#### THE TASK
Translate this sentence from the UBIFS experiments page below into Spanish: "OFW loads the kernel and initrd from the JFFS2 partition and the initrd handles mounting the UBIFS."

*** Opening TEXT SEGMENT ***

UBIFS initial experiments
Contents
Introduction
In this page I document my steps in creating a release 8.2 image running on top of UBIFS for the purpose of initial experimentation with that file system and point out some of my initial findings and questions that have popped up. If you are just interested in downloading and running the final, image jump down to Resulting Image.
Flash Layout
Open Firmware does not support reading from UBIFS so to deal with this, the flash is partitioned into a 32MiB JFFS2 partition with the remainder of the space left over for use by UBI. OFW loads the kernel and initrd from the JFFS2 partition and the initrd handles mounting the UBIFS. Note that one flash erase block dedicated to the RedBoot partition table ("FIS directory" in RedBoot speak).
| MTD Partition | Location |
|---|---|
| FIS directory. | 0x00000000-0x00020000 (128KiB) |
| boot | 0x00020000-0x02020000 (32Mib) |
| system | 0x02020000-0x3ffc0000 (991.785 MiB) |
JFFS2 Partition
The JFFS partition simply contains a boot/ directory with three files: olpc.fth OFW boot script, vmlinuz compressed kernel binary, and olpcrd.img ramdisk image.
olpc.fth
The olpc.fth script simply had the following modification applied to pass the proper boot parameters to the kernel and initrd:
@@ -77,7 +77,7 @@
then
" nand" dn-buf count sindex 0>= if
- " root=mtd0 rootfstype=jffs2"
+ " ubi.mtd=system root=ubi0:rootfs rootfstype=ubifs"
else
" root=LABEL=OLPCRoot rootfstype=ext3"
then
The parameter "ubi.mtd=system" tells the UBI layer to attach to the named MTD device. This creates a new UBI device, ubi0 which contains the root filesystem volume, called "rootfs" The "root=ubi:rootfs" option tells the kernel to mount this volume. (This parameter is actually unused as the initrd handles the mounting of the root filesystem).

*** Closing TEXT SEGMENT ***
*** Opening EXERCISE DATA ***

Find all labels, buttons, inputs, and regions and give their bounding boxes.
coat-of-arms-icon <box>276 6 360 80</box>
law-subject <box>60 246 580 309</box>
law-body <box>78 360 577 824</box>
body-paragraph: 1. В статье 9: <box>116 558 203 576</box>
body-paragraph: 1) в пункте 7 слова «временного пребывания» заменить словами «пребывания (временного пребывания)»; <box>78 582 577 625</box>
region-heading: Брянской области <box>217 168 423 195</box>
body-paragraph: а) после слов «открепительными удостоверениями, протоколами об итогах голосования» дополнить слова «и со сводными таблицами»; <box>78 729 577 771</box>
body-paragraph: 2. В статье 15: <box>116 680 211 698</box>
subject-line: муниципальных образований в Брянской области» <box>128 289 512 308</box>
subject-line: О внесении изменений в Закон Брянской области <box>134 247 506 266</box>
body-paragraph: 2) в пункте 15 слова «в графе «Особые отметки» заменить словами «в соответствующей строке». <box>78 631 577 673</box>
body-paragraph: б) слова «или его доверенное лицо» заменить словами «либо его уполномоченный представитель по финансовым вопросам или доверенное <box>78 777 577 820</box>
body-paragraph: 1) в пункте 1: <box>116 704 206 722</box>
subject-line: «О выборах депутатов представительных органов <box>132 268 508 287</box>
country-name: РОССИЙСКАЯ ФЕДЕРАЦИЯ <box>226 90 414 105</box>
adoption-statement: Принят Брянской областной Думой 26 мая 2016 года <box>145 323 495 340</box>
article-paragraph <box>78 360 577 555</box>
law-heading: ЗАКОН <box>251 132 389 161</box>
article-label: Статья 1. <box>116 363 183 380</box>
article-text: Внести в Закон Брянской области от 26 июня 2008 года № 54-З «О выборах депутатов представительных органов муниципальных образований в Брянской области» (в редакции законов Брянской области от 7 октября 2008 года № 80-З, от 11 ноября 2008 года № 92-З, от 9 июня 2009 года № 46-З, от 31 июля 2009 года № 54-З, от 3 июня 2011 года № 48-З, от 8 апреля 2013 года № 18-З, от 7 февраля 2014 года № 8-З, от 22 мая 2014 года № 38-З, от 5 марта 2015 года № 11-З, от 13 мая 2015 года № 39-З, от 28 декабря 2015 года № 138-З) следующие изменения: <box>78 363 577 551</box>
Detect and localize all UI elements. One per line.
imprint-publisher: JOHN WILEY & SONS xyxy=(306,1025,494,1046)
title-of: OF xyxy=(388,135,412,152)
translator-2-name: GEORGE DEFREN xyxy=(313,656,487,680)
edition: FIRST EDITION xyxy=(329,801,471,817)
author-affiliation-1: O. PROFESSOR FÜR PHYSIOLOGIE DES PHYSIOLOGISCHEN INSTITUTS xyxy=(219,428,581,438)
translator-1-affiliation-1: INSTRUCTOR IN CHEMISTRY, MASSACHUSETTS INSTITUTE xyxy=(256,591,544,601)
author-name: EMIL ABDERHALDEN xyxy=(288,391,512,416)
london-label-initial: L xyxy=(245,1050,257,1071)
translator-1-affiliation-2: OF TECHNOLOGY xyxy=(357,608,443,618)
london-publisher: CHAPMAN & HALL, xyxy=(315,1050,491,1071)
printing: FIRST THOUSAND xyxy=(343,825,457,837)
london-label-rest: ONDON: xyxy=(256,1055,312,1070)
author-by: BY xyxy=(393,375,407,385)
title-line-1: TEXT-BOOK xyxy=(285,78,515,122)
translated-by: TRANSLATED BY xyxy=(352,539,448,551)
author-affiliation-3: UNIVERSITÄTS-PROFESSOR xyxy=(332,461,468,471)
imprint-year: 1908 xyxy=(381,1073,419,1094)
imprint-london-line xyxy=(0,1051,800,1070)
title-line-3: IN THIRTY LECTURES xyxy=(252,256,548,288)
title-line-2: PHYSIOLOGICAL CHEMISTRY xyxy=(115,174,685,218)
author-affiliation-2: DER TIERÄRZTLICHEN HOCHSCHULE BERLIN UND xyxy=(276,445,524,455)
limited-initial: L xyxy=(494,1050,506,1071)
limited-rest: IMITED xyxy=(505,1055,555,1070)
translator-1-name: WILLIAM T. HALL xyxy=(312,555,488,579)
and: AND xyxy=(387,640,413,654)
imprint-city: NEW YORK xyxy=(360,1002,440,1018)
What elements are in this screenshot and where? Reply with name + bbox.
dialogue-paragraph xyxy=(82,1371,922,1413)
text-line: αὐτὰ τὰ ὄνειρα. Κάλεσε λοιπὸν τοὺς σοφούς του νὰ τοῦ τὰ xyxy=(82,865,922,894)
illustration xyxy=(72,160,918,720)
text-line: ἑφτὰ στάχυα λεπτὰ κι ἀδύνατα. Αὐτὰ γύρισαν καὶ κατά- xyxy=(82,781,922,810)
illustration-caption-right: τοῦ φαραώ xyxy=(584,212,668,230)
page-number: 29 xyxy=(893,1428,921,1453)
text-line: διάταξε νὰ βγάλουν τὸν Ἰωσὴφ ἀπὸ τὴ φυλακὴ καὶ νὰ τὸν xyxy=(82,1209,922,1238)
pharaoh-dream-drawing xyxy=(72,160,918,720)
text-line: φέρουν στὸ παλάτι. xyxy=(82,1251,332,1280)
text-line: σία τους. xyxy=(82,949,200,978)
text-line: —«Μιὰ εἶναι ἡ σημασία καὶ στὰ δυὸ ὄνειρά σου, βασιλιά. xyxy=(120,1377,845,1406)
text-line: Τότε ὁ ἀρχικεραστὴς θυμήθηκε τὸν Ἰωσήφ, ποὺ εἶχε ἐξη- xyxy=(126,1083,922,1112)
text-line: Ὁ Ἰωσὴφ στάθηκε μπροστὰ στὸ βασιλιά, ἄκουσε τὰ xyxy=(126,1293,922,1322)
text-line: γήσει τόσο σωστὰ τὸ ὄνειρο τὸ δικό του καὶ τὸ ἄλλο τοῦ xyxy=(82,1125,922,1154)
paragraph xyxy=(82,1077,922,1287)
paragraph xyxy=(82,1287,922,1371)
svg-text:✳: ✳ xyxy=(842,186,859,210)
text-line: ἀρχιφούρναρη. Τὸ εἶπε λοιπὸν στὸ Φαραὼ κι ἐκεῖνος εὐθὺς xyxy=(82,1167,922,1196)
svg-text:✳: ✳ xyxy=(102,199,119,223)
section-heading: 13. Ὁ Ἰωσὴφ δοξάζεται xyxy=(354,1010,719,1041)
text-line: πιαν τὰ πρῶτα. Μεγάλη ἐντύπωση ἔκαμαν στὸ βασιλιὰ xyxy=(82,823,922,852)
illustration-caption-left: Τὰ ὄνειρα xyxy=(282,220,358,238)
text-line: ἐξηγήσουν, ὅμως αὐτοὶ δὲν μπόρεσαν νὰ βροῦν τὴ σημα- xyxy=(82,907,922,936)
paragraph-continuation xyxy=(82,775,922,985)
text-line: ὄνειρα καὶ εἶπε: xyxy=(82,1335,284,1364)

*** Closing EXERCISE DATA ***

#### RESPONSE
OFW carga el kernel y el initrd desde la partición JFFS2, y el initrd se encarga de montar el UBIFS.